### To do
Print all of the data exactly as written.

Start of Provided data

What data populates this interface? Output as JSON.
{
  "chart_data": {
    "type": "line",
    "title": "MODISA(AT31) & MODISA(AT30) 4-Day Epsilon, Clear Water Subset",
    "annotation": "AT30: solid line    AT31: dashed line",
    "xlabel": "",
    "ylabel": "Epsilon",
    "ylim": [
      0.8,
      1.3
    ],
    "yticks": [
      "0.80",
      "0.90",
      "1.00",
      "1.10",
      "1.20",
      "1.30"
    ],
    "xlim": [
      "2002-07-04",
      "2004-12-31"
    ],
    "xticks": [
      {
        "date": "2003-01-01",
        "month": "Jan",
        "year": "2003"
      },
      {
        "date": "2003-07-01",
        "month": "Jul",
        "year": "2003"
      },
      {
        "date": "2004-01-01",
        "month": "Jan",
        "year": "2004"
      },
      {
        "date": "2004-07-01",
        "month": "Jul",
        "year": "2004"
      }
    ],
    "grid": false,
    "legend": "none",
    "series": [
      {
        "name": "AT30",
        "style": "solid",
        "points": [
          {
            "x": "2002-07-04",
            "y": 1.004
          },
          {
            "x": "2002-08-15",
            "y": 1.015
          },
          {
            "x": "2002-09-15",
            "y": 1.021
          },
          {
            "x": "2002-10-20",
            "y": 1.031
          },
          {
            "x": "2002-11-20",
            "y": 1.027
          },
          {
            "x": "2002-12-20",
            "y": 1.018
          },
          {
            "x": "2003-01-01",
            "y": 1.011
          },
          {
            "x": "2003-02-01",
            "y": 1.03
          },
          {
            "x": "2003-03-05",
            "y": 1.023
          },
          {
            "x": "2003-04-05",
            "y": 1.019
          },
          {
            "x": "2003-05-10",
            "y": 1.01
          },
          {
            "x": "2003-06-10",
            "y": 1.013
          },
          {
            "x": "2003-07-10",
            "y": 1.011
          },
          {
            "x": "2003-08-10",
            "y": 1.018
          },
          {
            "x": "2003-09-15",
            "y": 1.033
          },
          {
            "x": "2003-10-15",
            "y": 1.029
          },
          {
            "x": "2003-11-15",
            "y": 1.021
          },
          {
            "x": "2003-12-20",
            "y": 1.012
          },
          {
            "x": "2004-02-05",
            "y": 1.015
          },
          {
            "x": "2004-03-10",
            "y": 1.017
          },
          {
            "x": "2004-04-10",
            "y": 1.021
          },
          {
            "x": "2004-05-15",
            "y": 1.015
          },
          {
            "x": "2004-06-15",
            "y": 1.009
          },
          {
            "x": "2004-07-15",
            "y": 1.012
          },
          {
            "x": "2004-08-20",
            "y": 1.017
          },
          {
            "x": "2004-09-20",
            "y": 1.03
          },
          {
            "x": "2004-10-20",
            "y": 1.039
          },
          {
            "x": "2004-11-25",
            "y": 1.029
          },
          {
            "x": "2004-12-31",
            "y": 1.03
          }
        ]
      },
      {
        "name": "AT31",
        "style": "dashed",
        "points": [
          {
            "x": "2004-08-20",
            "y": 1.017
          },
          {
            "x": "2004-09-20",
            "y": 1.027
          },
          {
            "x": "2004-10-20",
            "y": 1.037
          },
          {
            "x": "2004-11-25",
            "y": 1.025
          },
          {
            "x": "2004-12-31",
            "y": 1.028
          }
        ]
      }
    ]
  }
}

End of Provided data

### Task solution
What data populates this interface? Output as JSON.
{
  "chart_data": {
    "type": "line",
    "title": "MODISA(AT31) & MODISA(AT30) 4-Day Epsilon, Clear Water Subset",
    "annotation": "AT30: solid line    AT31: dashed line",
    "xlabel": "",
    "ylabel": "Epsilon",
    "ylim": [
      0.8,
      1.3
    ],
    "yticks": [
      "0.80",
      "0.90",
      "1.00",
      "1.10",
      "1.20",
      "1.30"
    ],
    "xlim": [
      "2002-07-04",
      "2004-12-31"
    ],
    "xticks": [
      {
        "date": "2003-01-01",
        "month": "Jan",
        "year": "2003"
      },
      {
        "date": "2003-07-01",
        "month": "Jul",
        "year": "2003"
      },
      {
        "date": "2004-01-01",
        "month": "Jan",
        "year": "2004"
      },
      {
        "date": "2004-07-01",
        "month": "Jul",
        "year": "2004"
      }
    ],
    "grid": false,
    "legend": "none",
    "series": [
      {
        "name": "AT30",
        "style": "solid",
        "points": [
          {
            "x": "2002-07-04",
            "y": 1.004
          },
          {
            "x": "2002-08-15",
            "y": 1.015
          },
          {
            "x": "2002-09-15",
            "y": 1.021
          },
          {
            "x": "2002-10-20",
            "y": 1.031
          },
          {
            "x": "2002-11-20",
            "y": 1.027
          },
          {
            "x": "2002-12-20",
            "y": 1.018
          },
          {
            "x": "2003-01-01",
            "y": 1.011
          },
          {
            "x": "2003-02-01",
            "y": 1.03
          },
          {
            "x": "2003-03-05",
            "y": 1.023
          },
          {
            "x": "2003-04-05",
            "y": 1.019
          },
          {
            "x": "2003-05-10",
            "y": 1.01
          },
          {
            "x": "2003-06-10",
            "y": 1.013
          },
          {
            "x": "2003-07-10",
            "y": 1.011
          },
          {
            "x": "2003-08-10",
            "y": 1.018
          },
          {
            "x": "2003-09-15",
            "y": 1.033
          },
          {
            "x": "2003-10-15",
            "y": 1.029
          },
          {
            "x": "2003-11-15",
            "y": 1.021
          },
          {
            "x": "2003-12-20",
            "y": 1.012
          },
          {
            "x": "2004-02-05",
            "y": 1.015
          },
          {
            "x": "2004-03-10",
            "y": 1.017
          },
          {
            "x": "2004-04-10",
            "y": 1.021
          },
          {
            "x": "2004-05-15",
            "y": 1.015
          },
          {
            "x": "2004-06-15",
            "y": 1.009
          },
          {
            "x": "2004-07-15",
            "y": 1.012
          },
          {
            "x": "2004-08-20",
            "y": 1.017
          },
          {
            "x": "2004-09-20",
            "y": 1.03
          },
          {
            "x": "2004-10-20",
            "y": 1.039
          },
          {
            "x": "2004-11-25",
            "y": 1.029
          },
          {
            "x": "2004-12-31",
            "y": 1.03
          }
        ]
      },
      {
        "name": "AT31",
        "style": "dashed",
        "points": [
          {
            "x": "2004-08-20",
            "y": 1.017
          },
          {
            "x": "2004-09-20",
            "y": 1.027
          },
          {
            "x": "2004-10-20",
            "y": 1.037
          },
          {
            "x": "2004-11-25",
            "y": 1.025
          },
          {
            "x": "2004-12-31",
            "y": 1.028
          }
        ]
      }
    ]
  }
}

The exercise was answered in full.